[Start]

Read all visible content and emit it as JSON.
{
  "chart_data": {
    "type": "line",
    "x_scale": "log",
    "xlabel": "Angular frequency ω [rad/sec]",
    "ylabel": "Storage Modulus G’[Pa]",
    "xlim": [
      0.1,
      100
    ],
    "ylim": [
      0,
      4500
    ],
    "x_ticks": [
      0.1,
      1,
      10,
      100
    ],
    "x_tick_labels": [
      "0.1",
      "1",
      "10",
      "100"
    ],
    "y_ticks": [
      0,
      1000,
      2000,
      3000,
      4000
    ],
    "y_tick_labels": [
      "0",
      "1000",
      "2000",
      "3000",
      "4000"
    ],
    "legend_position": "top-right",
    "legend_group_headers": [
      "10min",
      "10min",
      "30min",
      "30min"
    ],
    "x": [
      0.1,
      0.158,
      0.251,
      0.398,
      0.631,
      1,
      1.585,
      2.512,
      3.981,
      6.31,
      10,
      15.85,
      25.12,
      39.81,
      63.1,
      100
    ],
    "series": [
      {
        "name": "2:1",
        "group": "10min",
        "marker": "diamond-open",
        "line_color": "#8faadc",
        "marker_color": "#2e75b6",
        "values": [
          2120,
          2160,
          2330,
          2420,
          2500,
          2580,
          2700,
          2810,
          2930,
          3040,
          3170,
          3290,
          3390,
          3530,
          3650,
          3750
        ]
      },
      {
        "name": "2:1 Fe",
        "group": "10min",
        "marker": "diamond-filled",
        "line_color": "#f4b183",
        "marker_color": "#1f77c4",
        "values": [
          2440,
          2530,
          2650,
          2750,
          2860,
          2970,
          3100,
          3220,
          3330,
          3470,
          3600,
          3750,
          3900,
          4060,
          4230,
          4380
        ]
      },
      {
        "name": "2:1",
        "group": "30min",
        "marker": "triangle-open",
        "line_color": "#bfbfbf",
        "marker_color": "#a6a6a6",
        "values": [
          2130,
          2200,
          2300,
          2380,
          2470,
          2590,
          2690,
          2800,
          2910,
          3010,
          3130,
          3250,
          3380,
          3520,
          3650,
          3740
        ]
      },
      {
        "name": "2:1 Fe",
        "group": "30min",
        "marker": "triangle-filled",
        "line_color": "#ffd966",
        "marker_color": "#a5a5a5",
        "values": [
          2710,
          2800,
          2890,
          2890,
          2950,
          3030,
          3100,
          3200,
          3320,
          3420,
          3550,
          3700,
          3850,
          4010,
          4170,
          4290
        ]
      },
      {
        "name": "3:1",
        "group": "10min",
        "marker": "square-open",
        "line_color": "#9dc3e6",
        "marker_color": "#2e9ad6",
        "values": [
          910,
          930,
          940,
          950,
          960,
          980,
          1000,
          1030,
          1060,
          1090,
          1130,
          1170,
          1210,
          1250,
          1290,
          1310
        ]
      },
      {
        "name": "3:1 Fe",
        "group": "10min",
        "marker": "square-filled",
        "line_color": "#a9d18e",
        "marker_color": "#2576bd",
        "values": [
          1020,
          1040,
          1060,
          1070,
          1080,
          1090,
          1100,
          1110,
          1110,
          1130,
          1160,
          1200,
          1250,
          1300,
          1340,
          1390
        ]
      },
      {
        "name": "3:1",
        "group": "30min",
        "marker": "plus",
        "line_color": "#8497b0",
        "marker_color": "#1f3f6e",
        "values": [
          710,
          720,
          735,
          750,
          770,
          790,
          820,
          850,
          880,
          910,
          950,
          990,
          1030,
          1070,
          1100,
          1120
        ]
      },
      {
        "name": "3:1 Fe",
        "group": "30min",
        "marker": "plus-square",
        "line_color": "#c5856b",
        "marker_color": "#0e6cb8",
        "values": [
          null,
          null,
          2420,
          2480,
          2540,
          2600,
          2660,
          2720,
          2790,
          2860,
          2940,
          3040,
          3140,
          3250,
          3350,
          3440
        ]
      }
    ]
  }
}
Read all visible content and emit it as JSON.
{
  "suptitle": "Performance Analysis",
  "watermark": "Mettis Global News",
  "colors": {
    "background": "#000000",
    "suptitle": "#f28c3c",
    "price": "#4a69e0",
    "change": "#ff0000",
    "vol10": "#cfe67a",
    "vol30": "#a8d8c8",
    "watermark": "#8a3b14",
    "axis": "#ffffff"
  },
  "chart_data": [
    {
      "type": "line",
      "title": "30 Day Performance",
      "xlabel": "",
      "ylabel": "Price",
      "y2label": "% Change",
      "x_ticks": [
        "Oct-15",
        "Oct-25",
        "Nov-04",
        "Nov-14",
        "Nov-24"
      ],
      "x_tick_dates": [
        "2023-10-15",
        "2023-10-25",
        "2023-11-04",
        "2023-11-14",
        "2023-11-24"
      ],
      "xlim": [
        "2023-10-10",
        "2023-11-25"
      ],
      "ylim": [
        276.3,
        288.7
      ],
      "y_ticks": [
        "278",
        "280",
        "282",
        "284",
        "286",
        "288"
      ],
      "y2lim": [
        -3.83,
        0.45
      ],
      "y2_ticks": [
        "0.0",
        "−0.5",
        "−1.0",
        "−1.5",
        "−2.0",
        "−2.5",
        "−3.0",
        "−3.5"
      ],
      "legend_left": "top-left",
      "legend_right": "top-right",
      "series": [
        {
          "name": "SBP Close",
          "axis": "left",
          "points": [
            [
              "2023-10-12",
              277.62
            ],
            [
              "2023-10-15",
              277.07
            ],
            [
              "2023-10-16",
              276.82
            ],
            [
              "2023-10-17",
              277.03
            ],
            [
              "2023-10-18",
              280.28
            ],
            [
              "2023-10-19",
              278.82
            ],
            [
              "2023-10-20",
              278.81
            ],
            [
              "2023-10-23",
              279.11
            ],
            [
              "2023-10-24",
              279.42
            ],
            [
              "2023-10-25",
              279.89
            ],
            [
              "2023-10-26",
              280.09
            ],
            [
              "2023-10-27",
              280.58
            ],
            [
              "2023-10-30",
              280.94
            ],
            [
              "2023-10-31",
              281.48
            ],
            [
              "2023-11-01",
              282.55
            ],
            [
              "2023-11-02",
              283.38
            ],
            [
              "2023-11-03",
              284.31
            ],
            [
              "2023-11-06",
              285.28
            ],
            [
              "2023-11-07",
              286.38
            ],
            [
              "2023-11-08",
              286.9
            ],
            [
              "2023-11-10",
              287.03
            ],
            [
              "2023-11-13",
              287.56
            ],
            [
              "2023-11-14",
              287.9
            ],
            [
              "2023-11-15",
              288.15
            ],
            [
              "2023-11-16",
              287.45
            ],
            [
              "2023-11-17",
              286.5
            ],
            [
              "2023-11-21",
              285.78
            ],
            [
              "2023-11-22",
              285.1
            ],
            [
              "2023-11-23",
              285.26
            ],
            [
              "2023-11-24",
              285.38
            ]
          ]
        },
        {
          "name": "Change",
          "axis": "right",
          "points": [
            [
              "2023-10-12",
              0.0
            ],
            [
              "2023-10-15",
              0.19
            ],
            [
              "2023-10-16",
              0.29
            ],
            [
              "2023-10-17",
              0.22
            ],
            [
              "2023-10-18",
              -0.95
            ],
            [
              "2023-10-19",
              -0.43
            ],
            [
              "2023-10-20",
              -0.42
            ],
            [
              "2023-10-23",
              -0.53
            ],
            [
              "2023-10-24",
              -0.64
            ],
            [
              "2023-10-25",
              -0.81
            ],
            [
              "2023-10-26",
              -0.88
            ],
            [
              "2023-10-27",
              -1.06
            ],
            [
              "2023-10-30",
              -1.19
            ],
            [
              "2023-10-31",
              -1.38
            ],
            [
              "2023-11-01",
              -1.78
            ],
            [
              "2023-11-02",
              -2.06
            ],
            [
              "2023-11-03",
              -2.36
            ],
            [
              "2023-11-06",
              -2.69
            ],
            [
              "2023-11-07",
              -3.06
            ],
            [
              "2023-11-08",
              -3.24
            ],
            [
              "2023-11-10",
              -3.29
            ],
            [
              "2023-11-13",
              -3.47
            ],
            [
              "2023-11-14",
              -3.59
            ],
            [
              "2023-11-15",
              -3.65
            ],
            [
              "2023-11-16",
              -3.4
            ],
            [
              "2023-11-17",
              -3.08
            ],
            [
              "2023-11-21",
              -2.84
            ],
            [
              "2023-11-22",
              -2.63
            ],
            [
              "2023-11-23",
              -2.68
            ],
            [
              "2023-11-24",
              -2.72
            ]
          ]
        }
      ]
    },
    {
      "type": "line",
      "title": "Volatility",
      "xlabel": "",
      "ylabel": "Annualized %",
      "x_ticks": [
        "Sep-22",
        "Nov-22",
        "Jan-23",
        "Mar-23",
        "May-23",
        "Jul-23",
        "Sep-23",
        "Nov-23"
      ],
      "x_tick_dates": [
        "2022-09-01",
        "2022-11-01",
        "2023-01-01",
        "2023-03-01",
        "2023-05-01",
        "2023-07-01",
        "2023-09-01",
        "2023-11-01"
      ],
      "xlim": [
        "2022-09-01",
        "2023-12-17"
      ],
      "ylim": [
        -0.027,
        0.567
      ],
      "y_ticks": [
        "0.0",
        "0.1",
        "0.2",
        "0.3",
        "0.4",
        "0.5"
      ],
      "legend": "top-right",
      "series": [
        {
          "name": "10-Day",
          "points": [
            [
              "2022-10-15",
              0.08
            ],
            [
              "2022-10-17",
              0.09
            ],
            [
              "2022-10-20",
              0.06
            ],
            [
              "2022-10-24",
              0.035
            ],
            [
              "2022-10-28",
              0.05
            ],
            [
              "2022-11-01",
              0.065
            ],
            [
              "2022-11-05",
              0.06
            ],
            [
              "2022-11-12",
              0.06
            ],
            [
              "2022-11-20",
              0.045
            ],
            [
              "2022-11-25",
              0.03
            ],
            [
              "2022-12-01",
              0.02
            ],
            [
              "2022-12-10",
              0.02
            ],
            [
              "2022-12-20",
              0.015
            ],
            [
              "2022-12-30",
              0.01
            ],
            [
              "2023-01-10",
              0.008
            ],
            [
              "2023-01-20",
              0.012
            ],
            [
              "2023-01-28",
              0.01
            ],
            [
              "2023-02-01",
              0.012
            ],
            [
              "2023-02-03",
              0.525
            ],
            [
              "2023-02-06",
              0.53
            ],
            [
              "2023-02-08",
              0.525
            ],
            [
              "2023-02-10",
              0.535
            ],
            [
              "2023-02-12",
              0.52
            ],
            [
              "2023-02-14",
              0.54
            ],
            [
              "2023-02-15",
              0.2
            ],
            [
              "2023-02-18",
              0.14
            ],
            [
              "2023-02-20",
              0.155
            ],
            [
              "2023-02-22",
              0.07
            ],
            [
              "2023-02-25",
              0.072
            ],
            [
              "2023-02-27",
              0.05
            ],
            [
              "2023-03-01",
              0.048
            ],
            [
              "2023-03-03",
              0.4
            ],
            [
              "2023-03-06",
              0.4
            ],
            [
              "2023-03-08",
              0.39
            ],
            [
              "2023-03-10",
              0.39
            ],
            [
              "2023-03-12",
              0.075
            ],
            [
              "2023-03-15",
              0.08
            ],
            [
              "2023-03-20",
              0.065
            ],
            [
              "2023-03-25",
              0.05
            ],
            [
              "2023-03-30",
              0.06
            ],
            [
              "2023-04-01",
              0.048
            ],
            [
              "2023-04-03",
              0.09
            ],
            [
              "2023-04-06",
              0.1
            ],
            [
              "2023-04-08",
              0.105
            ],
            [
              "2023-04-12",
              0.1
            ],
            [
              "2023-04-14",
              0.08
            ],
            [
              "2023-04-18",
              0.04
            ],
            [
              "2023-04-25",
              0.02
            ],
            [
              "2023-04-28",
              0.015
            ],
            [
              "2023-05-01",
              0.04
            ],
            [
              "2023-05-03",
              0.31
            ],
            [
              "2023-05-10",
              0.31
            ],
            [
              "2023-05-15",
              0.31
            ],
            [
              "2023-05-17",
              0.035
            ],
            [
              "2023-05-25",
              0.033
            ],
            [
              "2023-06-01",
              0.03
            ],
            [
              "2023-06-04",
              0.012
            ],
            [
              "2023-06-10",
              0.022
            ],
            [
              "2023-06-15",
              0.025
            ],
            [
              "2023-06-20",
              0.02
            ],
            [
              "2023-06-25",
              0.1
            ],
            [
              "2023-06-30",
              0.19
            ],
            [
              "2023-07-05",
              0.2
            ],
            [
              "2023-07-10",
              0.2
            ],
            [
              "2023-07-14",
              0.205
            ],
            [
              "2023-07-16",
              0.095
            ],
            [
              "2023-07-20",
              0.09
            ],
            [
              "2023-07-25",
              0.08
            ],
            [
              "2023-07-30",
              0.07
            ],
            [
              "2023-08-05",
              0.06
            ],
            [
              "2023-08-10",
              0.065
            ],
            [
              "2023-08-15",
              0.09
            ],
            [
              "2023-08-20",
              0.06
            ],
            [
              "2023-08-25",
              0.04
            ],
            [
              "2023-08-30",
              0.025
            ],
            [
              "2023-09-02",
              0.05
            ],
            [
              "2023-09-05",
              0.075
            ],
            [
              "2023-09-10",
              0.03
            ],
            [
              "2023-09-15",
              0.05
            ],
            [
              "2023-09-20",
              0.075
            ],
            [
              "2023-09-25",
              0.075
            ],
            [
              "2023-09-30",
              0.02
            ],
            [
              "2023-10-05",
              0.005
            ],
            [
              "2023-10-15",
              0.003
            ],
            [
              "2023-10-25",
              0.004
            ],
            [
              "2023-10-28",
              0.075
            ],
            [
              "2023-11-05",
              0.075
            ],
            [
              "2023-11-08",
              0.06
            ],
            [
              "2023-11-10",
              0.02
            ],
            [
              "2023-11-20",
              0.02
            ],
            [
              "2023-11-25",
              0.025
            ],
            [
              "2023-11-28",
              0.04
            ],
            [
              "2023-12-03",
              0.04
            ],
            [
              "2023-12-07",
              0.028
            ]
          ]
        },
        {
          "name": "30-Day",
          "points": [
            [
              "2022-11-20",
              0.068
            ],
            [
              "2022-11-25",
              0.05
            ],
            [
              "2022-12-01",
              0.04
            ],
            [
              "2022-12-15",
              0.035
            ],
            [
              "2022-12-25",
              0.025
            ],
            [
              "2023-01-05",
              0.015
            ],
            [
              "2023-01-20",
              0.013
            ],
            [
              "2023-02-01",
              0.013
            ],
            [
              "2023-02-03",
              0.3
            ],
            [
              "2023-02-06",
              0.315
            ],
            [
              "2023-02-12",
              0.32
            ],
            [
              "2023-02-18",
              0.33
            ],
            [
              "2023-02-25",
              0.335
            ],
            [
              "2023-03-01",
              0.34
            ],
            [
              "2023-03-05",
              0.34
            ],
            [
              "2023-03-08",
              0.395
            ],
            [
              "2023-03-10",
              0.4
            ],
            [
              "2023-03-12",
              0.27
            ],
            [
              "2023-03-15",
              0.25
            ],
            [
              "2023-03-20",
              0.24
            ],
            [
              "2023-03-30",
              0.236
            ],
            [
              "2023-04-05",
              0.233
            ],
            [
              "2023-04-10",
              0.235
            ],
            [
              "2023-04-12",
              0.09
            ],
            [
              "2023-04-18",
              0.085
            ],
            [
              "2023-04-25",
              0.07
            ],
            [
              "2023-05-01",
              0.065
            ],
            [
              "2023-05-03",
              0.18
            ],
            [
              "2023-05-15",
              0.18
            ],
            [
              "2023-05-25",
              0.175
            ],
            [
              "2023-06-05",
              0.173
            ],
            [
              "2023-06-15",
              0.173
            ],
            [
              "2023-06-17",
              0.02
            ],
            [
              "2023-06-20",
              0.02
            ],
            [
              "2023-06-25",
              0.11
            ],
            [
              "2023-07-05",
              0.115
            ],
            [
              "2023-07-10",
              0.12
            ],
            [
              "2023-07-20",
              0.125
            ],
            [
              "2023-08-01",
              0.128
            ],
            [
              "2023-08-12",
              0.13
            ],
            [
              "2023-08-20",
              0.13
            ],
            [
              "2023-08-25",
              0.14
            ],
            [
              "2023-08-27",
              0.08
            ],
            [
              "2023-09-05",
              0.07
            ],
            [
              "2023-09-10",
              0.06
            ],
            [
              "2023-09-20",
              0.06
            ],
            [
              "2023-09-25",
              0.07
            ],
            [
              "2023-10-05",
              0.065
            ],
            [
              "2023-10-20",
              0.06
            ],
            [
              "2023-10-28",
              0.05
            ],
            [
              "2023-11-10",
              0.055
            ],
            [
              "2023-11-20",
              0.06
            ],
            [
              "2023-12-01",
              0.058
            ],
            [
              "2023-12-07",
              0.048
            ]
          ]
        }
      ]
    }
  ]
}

[End]

> Given problem: State how many lines above contain the string "square", with no other words.

> Result below: 3